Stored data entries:
□ □ □ □ □ □ □
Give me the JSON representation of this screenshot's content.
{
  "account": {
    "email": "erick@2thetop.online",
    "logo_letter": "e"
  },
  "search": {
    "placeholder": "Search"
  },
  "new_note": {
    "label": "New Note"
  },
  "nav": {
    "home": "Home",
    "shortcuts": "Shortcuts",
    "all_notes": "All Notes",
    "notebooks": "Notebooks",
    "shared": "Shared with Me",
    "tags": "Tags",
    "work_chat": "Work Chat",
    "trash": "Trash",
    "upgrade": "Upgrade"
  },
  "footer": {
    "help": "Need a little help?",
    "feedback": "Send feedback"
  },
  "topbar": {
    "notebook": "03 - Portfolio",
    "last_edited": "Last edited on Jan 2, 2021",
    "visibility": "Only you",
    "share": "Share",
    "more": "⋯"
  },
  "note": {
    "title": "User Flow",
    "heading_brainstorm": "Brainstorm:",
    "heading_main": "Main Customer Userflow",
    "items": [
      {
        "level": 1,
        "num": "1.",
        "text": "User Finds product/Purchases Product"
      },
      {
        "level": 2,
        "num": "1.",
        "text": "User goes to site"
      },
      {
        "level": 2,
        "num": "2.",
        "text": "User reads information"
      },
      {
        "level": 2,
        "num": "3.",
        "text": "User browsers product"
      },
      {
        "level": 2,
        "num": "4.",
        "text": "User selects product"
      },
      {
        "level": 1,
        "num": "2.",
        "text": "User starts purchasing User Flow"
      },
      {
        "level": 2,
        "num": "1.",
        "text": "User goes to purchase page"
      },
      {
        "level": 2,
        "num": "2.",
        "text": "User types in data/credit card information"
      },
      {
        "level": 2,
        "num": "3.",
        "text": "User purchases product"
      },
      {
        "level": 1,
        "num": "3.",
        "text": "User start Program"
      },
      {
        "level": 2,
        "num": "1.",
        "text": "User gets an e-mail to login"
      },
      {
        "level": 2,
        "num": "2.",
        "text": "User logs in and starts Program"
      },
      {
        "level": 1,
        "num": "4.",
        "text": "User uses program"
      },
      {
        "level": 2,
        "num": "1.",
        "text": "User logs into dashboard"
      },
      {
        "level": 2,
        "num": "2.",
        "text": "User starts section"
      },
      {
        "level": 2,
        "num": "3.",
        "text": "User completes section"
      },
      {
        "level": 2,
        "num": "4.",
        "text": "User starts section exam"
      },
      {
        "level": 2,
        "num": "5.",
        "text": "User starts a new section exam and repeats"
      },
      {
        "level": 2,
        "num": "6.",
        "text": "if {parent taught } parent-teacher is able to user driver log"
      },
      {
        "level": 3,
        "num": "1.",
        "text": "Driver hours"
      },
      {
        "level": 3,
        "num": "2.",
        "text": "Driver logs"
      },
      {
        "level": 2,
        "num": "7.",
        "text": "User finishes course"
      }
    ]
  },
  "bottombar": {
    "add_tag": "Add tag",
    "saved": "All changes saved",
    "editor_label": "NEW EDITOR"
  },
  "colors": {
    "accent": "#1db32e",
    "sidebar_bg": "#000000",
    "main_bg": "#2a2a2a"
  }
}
□ □ □ □ □ □ □
> **Instructions to follow**
Copy out each record from above, exactly.

> **Exercise solution**
Give me the JSON representation of this screenshot's content.
{
  "account": {
    "email": "erick@2thetop.online",
    "logo_letter": "e"
  },
  "search": {
    "placeholder": "Search"
  },
  "new_note": {
    "label": "New Note"
  },
  "nav": {
    "home": "Home",
    "shortcuts": "Shortcuts",
    "all_notes": "All Notes",
    "notebooks": "Notebooks",
    "shared": "Shared with Me",
    "tags": "Tags",
    "work_chat": "Work Chat",
    "trash": "Trash",
    "upgrade": "Upgrade"
  },
  "footer": {
    "help": "Need a little help?",
    "feedback": "Send feedback"
  },
  "topbar": {
    "notebook": "03 - Portfolio",
    "last_edited": "Last edited on Jan 2, 2021",
    "visibility": "Only you",
    "share": "Share",
    "more": "⋯"
  },
  "note": {
    "title": "User Flow",
    "heading_brainstorm": "Brainstorm:",
    "heading_main": "Main Customer Userflow",
    "items": [
      {
        "level": 1,
        "num": "1.",
        "text": "User Finds product/Purchases Product"
      },
      {
        "level": 2,
        "num": "1.",
        "text": "User goes to site"
      },
      {
        "level": 2,
        "num": "2.",
        "text": "User reads information"
      },
      {
        "level": 2,
        "num": "3.",
        "text": "User browsers product"
      },
      {
        "level": 2,
        "num": "4.",
        "text": "User selects product"
      },
      {
        "level": 1,
        "num": "2.",
        "text": "User starts purchasing User Flow"
      },
      {
        "level": 2,
        "num": "1.",
        "text": "User goes to purchase page"
      },
      {
        "level": 2,
        "num": "2.",
        "text": "User types in data/credit card information"
      },
      {
        "level": 2,
        "num": "3.",
        "text": "User purchases product"
      },
      {
        "level": 1,
        "num": "3.",
        "text": "User start Program"
      },
      {
        "level": 2,
        "num": "1.",
        "text": "User gets an e-mail to login"
      },
      {
        "level": 2,
        "num": "2.",
        "text": "User logs in and starts Program"
      },
      {
        "level": 1,
        "num": "4.",
        "text": "User uses program"
      },
      {
        "level": 2,
        "num": "1.",
        "text": "User logs into dashboard"
      },
      {
        "level": 2,
        "num": "2.",
        "text": "User starts section"
      },
      {
        "level": 2,
        "num": "3.",
        "text": "User completes section"
      },
      {
        "level": 2,
        "num": "4.",
        "text": "User starts section exam"
      },
      {
        "level": 2,
        "num": "5.",
        "text": "User starts a new section exam and repeats"
      },
      {
        "level": 2,
        "num": "6.",
        "text": "if {parent taught } parent-teacher is able to user driver log"
      },
      {
        "level": 3,
        "num": "1.",
        "text": "Driver hours"
      },
      {
        "level": 3,
        "num": "2.",
        "text": "Driver logs"
      },
      {
        "level": 2,
        "num": "7.",
        "text": "User finishes course"
      }
    ]
  },
  "bottombar": {
    "add_tag": "Add tag",
    "saved": "All changes saved",
    "editor_label": "NEW EDITOR"
  },
  "colors": {
    "accent": "#1db32e",
    "sidebar_bg": "#000000",
    "main_bg": "#2a2a2a"
  }
}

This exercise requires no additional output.